**Data shown**
<<<<

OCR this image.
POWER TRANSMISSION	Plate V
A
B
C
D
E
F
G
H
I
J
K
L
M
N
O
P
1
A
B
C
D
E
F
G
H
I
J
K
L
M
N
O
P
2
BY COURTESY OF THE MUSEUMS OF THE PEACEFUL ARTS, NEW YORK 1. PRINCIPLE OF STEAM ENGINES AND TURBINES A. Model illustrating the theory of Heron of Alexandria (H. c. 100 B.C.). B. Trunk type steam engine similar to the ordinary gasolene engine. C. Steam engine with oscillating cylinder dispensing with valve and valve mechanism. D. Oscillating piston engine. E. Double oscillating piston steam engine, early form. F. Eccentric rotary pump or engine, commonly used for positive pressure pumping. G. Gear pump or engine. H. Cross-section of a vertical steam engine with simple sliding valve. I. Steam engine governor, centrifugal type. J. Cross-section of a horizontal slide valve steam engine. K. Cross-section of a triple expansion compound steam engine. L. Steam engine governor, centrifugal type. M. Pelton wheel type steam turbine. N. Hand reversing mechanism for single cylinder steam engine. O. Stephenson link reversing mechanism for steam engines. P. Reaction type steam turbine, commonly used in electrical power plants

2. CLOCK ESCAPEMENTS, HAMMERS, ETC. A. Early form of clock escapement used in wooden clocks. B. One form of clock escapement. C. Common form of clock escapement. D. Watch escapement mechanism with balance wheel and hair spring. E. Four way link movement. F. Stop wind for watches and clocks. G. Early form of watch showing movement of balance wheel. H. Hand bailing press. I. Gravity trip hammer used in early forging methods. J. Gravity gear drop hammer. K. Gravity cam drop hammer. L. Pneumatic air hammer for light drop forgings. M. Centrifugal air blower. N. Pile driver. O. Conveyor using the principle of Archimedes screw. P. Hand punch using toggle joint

>>>>

**What is required**
Retype the listing exactly, in full.

**Output for this task**
OCR this image.
POWER TRANSMISSION	Plate V
A
B
C
D
E
F
G
H
I
J
K
L
M
N
O
P
1
A
B
C
D
E
F
G
H
I
J
K
L
M
N
O
P
2
BY COURTESY OF THE MUSEUMS OF THE PEACEFUL ARTS, NEW YORK 1. PRINCIPLE OF STEAM ENGINES AND TURBINES A. Model illustrating the theory of Heron of Alexandria (H. c. 100 B.C.). B. Trunk type steam engine similar to the ordinary gasolene engine. C. Steam engine with oscillating cylinder dispensing with valve and valve mechanism. D. Oscillating piston engine. E. Double oscillating piston steam engine, early form. F. Eccentric rotary pump or engine, commonly used for positive pressure pumping. G. Gear pump or engine. H. Cross-section of a vertical steam engine with simple sliding valve. I. Steam engine governor, centrifugal type. J. Cross-section of a horizontal slide valve steam engine. K. Cross-section of a triple expansion compound steam engine. L. Steam engine governor, centrifugal type. M. Pelton wheel type steam turbine. N. Hand reversing mechanism for single cylinder steam engine. O. Stephenson link reversing mechanism for steam engines. P. Reaction type steam turbine, commonly used in electrical power plants

2. CLOCK ESCAPEMENTS, HAMMERS, ETC. A. Early form of clock escapement used in wooden clocks. B. One form of clock escapement. C. Common form of clock escapement. D. Watch escapement mechanism with balance wheel and hair spring. E. Four way link movement. F. Stop wind for watches and clocks. G. Early form of watch showing movement of balance wheel. H. Hand bailing press. I. Gravity trip hammer used in early forging methods. J. Gravity gear drop hammer. K. Gravity cam drop hammer. L. Pneumatic air hammer for light drop forgings. M. Centrifugal air blower. N. Pile driver. O. Conveyor using the principle of Archimedes screw. P. Hand punch using toggle joint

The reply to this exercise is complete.